[begin INFORMATION PROVIDED]
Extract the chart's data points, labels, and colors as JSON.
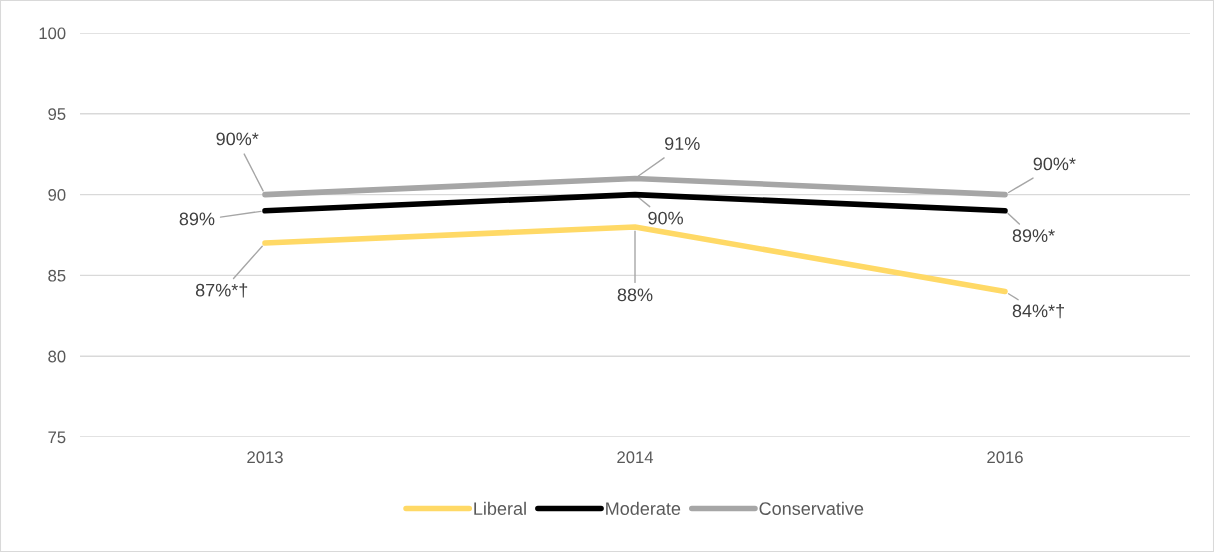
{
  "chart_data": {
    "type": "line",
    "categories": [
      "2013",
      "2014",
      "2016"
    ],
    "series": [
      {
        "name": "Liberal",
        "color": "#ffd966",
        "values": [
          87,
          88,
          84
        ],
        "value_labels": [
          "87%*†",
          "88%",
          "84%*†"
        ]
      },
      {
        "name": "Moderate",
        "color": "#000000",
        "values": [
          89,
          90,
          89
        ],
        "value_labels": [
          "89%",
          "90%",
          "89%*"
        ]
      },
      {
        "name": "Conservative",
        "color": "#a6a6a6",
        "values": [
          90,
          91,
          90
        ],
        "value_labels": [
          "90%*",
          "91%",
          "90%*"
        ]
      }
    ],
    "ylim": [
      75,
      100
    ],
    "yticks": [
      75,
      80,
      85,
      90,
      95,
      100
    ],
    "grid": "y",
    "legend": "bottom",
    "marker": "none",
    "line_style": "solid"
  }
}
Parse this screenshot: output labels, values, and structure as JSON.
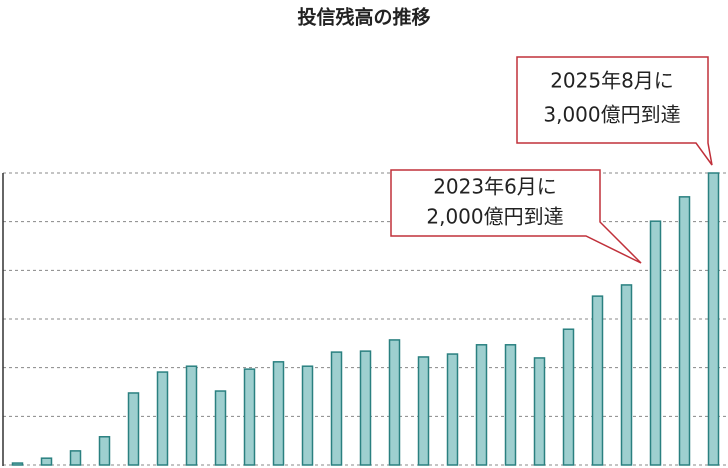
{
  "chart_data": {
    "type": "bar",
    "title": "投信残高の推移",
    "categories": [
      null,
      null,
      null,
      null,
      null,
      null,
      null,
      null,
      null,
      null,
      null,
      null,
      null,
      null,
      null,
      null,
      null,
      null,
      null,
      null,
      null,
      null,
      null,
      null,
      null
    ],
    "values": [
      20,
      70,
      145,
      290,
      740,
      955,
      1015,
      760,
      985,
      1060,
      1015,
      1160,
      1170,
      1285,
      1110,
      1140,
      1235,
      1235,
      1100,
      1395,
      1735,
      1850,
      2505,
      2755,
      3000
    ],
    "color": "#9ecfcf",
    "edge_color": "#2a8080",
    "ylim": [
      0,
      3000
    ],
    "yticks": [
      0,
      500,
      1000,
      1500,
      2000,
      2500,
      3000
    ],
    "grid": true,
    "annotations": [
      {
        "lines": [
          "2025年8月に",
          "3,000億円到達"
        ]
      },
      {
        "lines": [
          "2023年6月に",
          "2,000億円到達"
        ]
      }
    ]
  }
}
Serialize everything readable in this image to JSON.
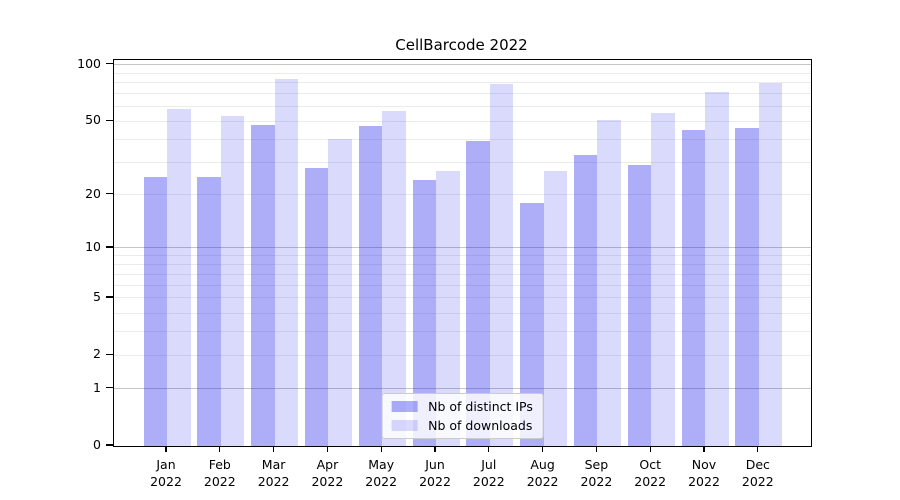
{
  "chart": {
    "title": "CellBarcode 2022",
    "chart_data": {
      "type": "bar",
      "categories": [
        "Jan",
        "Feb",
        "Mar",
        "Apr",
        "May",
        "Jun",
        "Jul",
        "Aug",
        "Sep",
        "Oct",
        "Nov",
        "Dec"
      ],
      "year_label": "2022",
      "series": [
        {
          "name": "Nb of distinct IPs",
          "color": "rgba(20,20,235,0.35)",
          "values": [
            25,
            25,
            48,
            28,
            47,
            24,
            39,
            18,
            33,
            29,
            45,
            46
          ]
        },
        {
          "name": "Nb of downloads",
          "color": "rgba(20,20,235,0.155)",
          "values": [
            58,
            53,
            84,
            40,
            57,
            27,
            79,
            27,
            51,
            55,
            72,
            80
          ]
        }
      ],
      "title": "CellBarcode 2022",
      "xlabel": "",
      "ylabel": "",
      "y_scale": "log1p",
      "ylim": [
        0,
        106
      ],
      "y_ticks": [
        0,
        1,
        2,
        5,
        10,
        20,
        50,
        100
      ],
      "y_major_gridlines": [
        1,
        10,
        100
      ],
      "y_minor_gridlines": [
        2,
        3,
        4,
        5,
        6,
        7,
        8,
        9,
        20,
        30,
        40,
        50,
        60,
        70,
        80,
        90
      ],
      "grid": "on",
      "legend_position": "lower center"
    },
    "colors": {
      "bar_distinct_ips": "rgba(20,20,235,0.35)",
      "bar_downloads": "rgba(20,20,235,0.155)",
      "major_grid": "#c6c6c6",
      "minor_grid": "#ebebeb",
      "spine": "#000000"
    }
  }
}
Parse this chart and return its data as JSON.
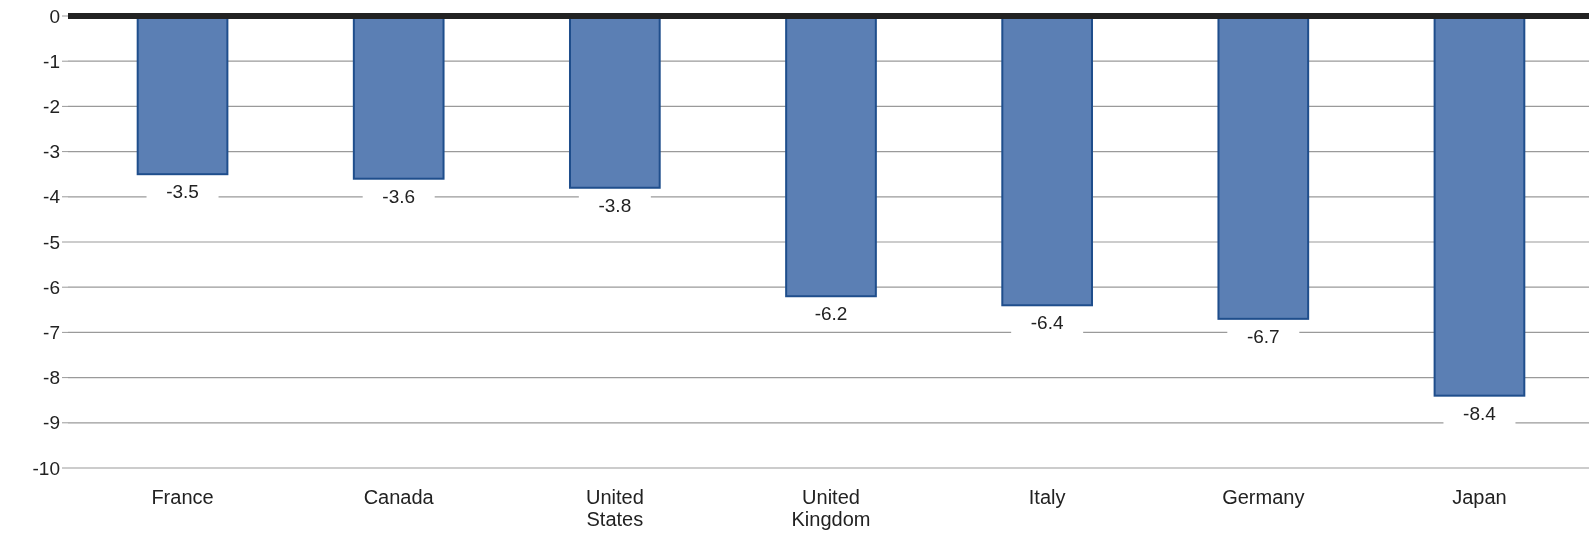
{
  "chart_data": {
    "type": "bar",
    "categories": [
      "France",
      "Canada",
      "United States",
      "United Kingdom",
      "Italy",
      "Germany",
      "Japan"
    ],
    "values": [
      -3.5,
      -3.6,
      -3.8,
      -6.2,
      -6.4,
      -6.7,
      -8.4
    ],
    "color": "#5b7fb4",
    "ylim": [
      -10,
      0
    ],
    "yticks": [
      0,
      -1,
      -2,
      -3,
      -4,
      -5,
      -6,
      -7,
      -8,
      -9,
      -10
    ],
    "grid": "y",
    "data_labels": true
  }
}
[end INFORMATION PROVIDED]
WRITTEN REQUEST » Restate the data above word for word. Skip every picture.

TASK OUTPUT »
Extract the chart's data points, labels, and colors as JSON.
{
  "chart_data": {
    "type": "line",
    "categories": [
      "2013",
      "2014",
      "2016"
    ],
    "series": [
      {
        "name": "Liberal",
        "color": "#ffd966",
        "values": [
          87,
          88,
          84
        ],
        "value_labels": [
          "87%*†",
          "88%",
          "84%*†"
        ]
      },
      {
        "name": "Moderate",
        "color": "#000000",
        "values": [
          89,
          90,
          89
        ],
        "value_labels": [
          "89%",
          "90%",
          "89%*"
        ]
      },
      {
        "name": "Conservative",
        "color": "#a6a6a6",
        "values": [
          90,
          91,
          90
        ],
        "value_labels": [
          "90%*",
          "91%",
          "90%*"
        ]
      }
    ],
    "ylim": [
      75,
      100
    ],
    "yticks": [
      75,
      80,
      85,
      90,
      95,
      100
    ],
    "grid": "y",
    "legend": "bottom",
    "marker": "none",
    "line_style": "solid"
  }
}
Parse this screenshot: output labels, values, and structure as JSON.
{
  "chart_data": {
    "type": "bar",
    "title": "投信残高の推移",
    "categories": [
      null,
      null,
      null,
      null,
      null,
      null,
      null,
      null,
      null,
      null,
      null,
      null,
      null,
      null,
      null,
      null,
      null,
      null,
      null,
      null,
      null,
      null,
      null,
      null,
      null
    ],
    "values": [
      20,
      70,
      145,
      290,
      740,
      955,
      1015,
      760,
      985,
      1060,
      1015,
      1160,
      1170,
      1285,
      1110,
      1140,
      1235,
      1235,
      1100,
      1395,
      1735,
      1850,
      2505,
      2755,
      3000
    ],
    "color": "#9ecfcf",
    "edge_color": "#2a8080",
    "ylim": [
      0,
      3000
    ],
    "yticks": [
      0,
      500,
      1000,
      1500,
      2000,
      2500,
      3000
    ],
    "grid": true,
    "annotations": [
      {
        "lines": [
          "2025年8月に",
          "3,000億円到達"
        ]
      },
      {
        "lines": [
          "2023年6月に",
          "2,000億円到達"
        ]
      }
    ]
  }
}
Serialize everything readable in this image to JSON.
{
  "chart": {
    "title": "CellBarcode 2022",
    "chart_data": {
      "type": "bar",
      "categories": [
        "Jan",
        "Feb",
        "Mar",
        "Apr",
        "May",
        "Jun",
        "Jul",
        "Aug",
        "Sep",
        "Oct",
        "Nov",
        "Dec"
      ],
      "year_label": "2022",
      "series": [
        {
          "name": "Nb of distinct IPs",
          "color": "rgba(20,20,235,0.35)",
          "values": [
            25,
            25,
            48,
            28,
            47,
            24,
            39,
            18,
            33,
            29,
            45,
            46
          ]
        },
        {
          "name": "Nb of downloads",
          "color": "rgba(20,20,235,0.155)",
          "values": [
            58,
            53,
            84,
            40,
            57,
            27,
            79,
            27,
            51,
            55,
            72,
            80
          ]
        }
      ],
      "title": "CellBarcode 2022",
      "xlabel": "",
      "ylabel": "",
      "y_scale": "log1p",
      "ylim": [
        0,
        106
      ],
      "y_ticks": [
        0,
        1,
        2,
        5,
        10,
        20,
        50,
        100
      ],
      "y_major_gridlines": [
        1,
        10,
        100
      ],
      "y_minor_gridlines": [
        2,
        3,
        4,
        5,
        6,
        7,
        8,
        9,
        20,
        30,
        40,
        50,
        60,
        70,
        80,
        90
      ],
      "grid": "on",
      "legend_position": "lower center"
    },
    "colors": {
      "bar_distinct_ips": "rgba(20,20,235,0.35)",
      "bar_downloads": "rgba(20,20,235,0.155)",
      "major_grid": "#c6c6c6",
      "minor_grid": "#ebebeb",
      "spine": "#000000"
    }
  }
}
Parse this chart and return its data as JSON.
{
  "chart_data": {
    "type": "bar",
    "categories": [
      "France",
      "Canada",
      "United States",
      "United Kingdom",
      "Italy",
      "Germany",
      "Japan"
    ],
    "values": [
      -3.5,
      -3.6,
      -3.8,
      -6.2,
      -6.4,
      -6.7,
      -8.4
    ],
    "color": "#5b7fb4",
    "ylim": [
      -10,
      0
    ],
    "yticks": [
      0,
      -1,
      -2,
      -3,
      -4,
      -5,
      -6,
      -7,
      -8,
      -9,
      -10
    ],
    "grid": "y",
    "data_labels": true
  }
}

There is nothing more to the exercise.